§ The task
From the entries that follow, gather each line holding the word "icon".
★ ★ ★ ★ ★ ★ ★
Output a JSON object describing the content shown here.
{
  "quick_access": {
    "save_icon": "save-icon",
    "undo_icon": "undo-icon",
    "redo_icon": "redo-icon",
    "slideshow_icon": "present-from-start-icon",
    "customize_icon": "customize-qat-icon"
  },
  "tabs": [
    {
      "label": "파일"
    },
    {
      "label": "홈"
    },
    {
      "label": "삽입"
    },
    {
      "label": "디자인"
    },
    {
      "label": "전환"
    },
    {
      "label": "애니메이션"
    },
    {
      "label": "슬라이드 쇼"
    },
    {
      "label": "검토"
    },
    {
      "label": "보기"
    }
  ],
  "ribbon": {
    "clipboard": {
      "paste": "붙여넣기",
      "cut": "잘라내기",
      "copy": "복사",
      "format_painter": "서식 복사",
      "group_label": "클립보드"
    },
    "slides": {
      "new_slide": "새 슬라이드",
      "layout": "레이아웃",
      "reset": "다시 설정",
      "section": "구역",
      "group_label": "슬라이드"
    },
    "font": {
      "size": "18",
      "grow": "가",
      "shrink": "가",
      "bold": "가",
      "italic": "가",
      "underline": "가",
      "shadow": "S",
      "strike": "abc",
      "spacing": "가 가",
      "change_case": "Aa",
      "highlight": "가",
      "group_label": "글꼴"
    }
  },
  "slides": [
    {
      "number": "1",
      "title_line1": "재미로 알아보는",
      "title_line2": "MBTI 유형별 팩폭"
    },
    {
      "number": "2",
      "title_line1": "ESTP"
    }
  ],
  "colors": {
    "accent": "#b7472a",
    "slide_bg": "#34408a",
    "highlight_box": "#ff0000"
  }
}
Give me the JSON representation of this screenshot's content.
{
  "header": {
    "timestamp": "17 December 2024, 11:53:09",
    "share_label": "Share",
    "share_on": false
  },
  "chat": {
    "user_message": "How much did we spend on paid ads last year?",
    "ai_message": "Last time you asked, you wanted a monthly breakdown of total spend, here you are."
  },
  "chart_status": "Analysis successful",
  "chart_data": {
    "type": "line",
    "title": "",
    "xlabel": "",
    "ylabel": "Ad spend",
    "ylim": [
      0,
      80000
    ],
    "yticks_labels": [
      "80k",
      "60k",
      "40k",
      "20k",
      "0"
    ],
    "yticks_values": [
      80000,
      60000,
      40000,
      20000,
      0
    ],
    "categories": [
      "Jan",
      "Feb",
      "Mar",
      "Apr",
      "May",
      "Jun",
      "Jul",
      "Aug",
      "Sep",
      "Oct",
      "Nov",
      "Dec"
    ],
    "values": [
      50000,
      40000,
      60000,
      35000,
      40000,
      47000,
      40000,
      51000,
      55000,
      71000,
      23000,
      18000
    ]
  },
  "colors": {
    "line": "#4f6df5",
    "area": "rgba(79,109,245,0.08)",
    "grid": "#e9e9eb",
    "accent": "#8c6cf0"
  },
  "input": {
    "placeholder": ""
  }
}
★ ★ ★ ★ ★ ★ ★
§ Full response
    "save_icon": "save-icon",
    "undo_icon": "undo-icon",
    "redo_icon": "redo-icon",
    "slideshow_icon": "present-from-start-icon",
    "customize_icon": "customize-qat-icon"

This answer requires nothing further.